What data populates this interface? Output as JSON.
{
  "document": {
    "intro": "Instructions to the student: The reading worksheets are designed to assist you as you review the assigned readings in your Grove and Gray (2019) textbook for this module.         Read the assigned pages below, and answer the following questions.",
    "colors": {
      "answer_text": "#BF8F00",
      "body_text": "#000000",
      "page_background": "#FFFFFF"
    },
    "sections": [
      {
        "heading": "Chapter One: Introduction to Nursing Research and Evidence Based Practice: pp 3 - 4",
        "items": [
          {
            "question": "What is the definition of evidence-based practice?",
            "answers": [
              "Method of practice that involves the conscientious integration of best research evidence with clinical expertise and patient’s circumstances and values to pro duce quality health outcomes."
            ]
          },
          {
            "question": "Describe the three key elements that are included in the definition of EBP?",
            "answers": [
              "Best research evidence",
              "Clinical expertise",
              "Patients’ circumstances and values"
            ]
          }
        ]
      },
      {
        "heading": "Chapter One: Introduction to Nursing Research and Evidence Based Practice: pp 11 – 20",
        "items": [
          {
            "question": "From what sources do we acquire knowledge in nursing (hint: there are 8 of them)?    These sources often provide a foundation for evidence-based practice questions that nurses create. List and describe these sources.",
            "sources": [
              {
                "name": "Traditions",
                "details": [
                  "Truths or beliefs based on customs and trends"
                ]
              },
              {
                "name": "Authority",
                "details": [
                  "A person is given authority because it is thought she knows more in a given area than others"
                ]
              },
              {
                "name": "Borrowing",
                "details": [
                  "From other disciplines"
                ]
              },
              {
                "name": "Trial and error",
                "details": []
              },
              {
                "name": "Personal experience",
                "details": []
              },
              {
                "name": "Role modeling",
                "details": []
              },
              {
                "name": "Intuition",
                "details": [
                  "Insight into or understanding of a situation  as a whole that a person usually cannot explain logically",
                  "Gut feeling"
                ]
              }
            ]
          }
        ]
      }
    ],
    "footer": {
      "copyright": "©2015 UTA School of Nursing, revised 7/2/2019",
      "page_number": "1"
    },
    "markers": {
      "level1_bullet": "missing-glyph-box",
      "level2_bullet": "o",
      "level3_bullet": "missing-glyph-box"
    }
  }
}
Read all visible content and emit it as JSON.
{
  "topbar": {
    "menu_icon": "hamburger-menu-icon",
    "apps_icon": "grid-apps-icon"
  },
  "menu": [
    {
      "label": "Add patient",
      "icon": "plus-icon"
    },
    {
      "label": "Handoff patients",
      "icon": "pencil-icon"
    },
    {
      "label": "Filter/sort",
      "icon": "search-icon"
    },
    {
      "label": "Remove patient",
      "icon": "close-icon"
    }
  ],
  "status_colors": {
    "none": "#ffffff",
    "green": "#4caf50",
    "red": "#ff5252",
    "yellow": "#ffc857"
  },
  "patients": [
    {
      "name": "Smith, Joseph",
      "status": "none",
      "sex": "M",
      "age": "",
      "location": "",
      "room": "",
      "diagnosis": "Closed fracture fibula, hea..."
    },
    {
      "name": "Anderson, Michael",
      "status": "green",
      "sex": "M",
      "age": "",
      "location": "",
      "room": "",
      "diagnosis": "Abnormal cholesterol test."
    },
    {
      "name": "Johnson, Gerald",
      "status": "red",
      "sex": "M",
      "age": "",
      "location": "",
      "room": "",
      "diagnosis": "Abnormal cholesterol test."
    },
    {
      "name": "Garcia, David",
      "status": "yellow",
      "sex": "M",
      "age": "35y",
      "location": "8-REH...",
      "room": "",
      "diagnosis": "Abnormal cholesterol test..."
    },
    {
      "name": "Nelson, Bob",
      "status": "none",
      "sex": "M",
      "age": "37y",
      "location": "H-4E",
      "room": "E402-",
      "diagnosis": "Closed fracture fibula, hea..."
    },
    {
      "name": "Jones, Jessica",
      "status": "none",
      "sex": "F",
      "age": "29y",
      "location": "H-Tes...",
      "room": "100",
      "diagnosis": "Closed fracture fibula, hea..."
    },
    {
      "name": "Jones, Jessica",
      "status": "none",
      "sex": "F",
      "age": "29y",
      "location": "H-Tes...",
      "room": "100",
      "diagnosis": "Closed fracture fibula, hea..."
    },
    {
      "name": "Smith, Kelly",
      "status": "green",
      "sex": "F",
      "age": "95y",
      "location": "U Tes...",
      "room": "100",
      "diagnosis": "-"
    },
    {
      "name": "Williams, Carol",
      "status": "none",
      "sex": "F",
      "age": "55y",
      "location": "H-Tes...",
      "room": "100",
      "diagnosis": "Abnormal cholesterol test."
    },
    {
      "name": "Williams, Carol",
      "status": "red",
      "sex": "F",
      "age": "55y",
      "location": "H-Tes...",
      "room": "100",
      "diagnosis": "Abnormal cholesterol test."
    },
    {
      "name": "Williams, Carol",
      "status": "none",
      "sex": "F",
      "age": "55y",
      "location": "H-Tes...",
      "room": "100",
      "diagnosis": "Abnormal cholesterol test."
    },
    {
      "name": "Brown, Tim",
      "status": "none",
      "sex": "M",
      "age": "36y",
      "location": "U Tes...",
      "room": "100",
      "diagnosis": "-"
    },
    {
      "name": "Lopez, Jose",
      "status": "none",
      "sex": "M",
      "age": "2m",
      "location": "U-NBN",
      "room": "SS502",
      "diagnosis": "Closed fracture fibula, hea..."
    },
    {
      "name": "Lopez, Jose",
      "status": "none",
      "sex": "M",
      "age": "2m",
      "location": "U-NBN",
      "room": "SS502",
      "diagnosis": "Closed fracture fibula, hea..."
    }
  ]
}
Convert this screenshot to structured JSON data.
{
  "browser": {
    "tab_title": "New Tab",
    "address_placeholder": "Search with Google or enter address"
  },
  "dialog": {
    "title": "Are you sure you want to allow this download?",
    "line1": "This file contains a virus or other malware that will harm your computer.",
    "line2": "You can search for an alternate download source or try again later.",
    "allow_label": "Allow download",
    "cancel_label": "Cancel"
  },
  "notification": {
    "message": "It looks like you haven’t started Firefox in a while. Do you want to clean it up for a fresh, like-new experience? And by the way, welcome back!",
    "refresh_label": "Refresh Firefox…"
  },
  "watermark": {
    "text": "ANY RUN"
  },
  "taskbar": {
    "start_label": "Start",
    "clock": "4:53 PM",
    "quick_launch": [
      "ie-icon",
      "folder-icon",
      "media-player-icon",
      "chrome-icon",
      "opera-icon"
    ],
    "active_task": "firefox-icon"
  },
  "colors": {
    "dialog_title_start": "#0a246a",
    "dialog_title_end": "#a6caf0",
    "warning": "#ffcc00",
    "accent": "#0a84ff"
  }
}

EXERCISE DETAILS: Produce the entries again, character for character.

WRITTEN ANSWER:
What data populates this interface? Output as JSON.
{
  "document": {
    "intro": "Instructions to the student: The reading worksheets are designed to assist you as you review the assigned readings in your Grove and Gray (2019) textbook for this module.         Read the assigned pages below, and answer the following questions.",
    "colors": {
      "answer_text": "#BF8F00",
      "body_text": "#000000",
      "page_background": "#FFFFFF"
    },
    "sections": [
      {
        "heading": "Chapter One: Introduction to Nursing Research and Evidence Based Practice: pp 3 - 4",
        "items": [
          {
            "question": "What is the definition of evidence-based practice?",
            "answers": [
              "Method of practice that involves the conscientious integration of best research evidence with clinical expertise and patient’s circumstances and values to pro duce quality health outcomes."
            ]
          },
          {
            "question": "Describe the three key elements that are included in the definition of EBP?",
            "answers": [
              "Best research evidence",
              "Clinical expertise",
              "Patients’ circumstances and values"
            ]
          }
        ]
      },
      {
        "heading": "Chapter One: Introduction to Nursing Research and Evidence Based Practice: pp 11 – 20",
        "items": [
          {
            "question": "From what sources do we acquire knowledge in nursing (hint: there are 8 of them)?    These sources often provide a foundation for evidence-based practice questions that nurses create. List and describe these sources.",
            "sources": [
              {
                "name": "Traditions",
                "details": [
                  "Truths or beliefs based on customs and trends"
                ]
              },
              {
                "name": "Authority",
                "details": [
                  "A person is given authority because it is thought she knows more in a given area than others"
                ]
              },
              {
                "name": "Borrowing",
                "details": [
                  "From other disciplines"
                ]
              },
              {
                "name": "Trial and error",
                "details": []
              },
              {
                "name": "Personal experience",
                "details": []
              },
              {
                "name": "Role modeling",
                "details": []
              },
              {
                "name": "Intuition",
                "details": [
                  "Insight into or understanding of a situation  as a whole that a person usually cannot explain logically",
                  "Gut feeling"
                ]
              }
            ]
          }
        ]
      }
    ],
    "footer": {
      "copyright": "©2015 UTA School of Nursing, revised 7/2/2019",
      "page_number": "1"
    },
    "markers": {
      "level1_bullet": "missing-glyph-box",
      "level2_bullet": "o",
      "level3_bullet": "missing-glyph-box"
    }
  }
}
Read all visible content and emit it as JSON.
{
  "topbar": {
    "menu_icon": "hamburger-menu-icon",
    "apps_icon": "grid-apps-icon"
  },
  "menu": [
    {
      "label": "Add patient",
      "icon": "plus-icon"
    },
    {
      "label": "Handoff patients",
      "icon": "pencil-icon"
    },
    {
      "label": "Filter/sort",
      "icon": "search-icon"
    },
    {
      "label": "Remove patient",
      "icon": "close-icon"
    }
  ],
  "status_colors": {
    "none": "#ffffff",
    "green": "#4caf50",
    "red": "#ff5252",
    "yellow": "#ffc857"
  },
  "patients": [
    {
      "name": "Smith, Joseph",
      "status": "none",
      "sex": "M",
      "age": "",
      "location": "",
      "room": "",
      "diagnosis": "Closed fracture fibula, hea..."
    },
    {
      "name": "Anderson, Michael",
      "status": "green",
      "sex": "M",
      "age": "",
      "location": "",
      "room": "",
      "diagnosis": "Abnormal cholesterol test."
    },
    {
      "name": "Johnson, Gerald",
      "status": "red",
      "sex": "M",
      "age": "",
      "location": "",
      "room": "",
      "diagnosis": "Abnormal cholesterol test."
    },
    {
      "name": "Garcia, David",
      "status": "yellow",
      "sex": "M",
      "age": "35y",
      "location": "8-REH...",
      "room": "",
      "diagnosis": "Abnormal cholesterol test..."
    },
    {
      "name": "Nelson, Bob",
      "status": "none",
      "sex": "M",
      "age": "37y",
      "location": "H-4E",
      "room": "E402-",
      "diagnosis": "Closed fracture fibula, hea..."
    },
    {
      "name": "Jones, Jessica",
      "status": "none",
      "sex": "F",
      "age": "29y",
      "location": "H-Tes...",
      "room": "100",
      "diagnosis": "Closed fracture fibula, hea..."
    },
    {
      "name": "Jones, Jessica",
      "status": "none",
      "sex": "F",
      "age": "29y",
      "location": "H-Tes...",
      "room": "100",
      "diagnosis": "Closed fracture fibula, hea..."
    },
    {
      "name": "Smith, Kelly",
      "status": "green",
      "sex": "F",
      "age": "95y",
      "location": "U Tes...",
      "room": "100",
      "diagnosis": "-"
    },
    {
      "name": "Williams, Carol",
      "status": "none",
      "sex": "F",
      "age": "55y",
      "location": "H-Tes...",
      "room": "100",
      "diagnosis": "Abnormal cholesterol test."
    },
    {
      "name": "Williams, Carol",
      "status": "red",
      "sex": "F",
      "age": "55y",
      "location": "H-Tes...",
      "room": "100",
      "diagnosis": "Abnormal cholesterol test."
    },
    {
      "name": "Williams, Carol",
      "status": "none",
      "sex": "F",
      "age": "55y",
      "location": "H-Tes...",
      "room": "100",
      "diagnosis": "Abnormal cholesterol test."
    },
    {
      "name": "Brown, Tim",
      "status": "none",
      "sex": "M",
      "age": "36y",
      "location": "U Tes...",
      "room": "100",
      "diagnosis": "-"
    },
    {
      "name": "Lopez, Jose",
      "status": "none",
      "sex": "M",
      "age": "2m",
      "location": "U-NBN",
      "room": "SS502",
      "diagnosis": "Closed fracture fibula, hea..."
    },
    {
      "name": "Lopez, Jose",
      "status": "none",
      "sex": "M",
      "age": "2m",
      "location": "U-NBN",
      "room": "SS502",
      "diagnosis": "Closed fracture fibula, hea..."
    }
  ]
}
Convert this screenshot to structured JSON data.
{
  "browser": {
    "tab_title": "New Tab",
    "address_placeholder": "Search with Google or enter address"
  },
  "dialog": {
    "title": "Are you sure you want to allow this download?",
    "line1": "This file contains a virus or other malware that will harm your computer.",
    "line2": "You can search for an alternate download source or try again later.",
    "allow_label": "Allow download",
    "cancel_label": "Cancel"
  },
  "notification": {
    "message": "It looks like you haven’t started Firefox in a while. Do you want to clean it up for a fresh, like-new experience? And by the way, welcome back!",
    "refresh_label": "Refresh Firefox…"
  },
  "watermark": {
    "text": "ANY RUN"
  },
  "taskbar": {
    "start_label": "Start",
    "clock": "4:53 PM",
    "quick_launch": [
      "ie-icon",
      "folder-icon",
      "media-player-icon",
      "chrome-icon",
      "opera-icon"
    ],
    "active_task": "firefox-icon"
  },
  "colors": {
    "dialog_title_start": "#0a246a",
    "dialog_title_end": "#a6caf0",
    "warning": "#ffcc00",
    "accent": "#0a84ff"
  }
}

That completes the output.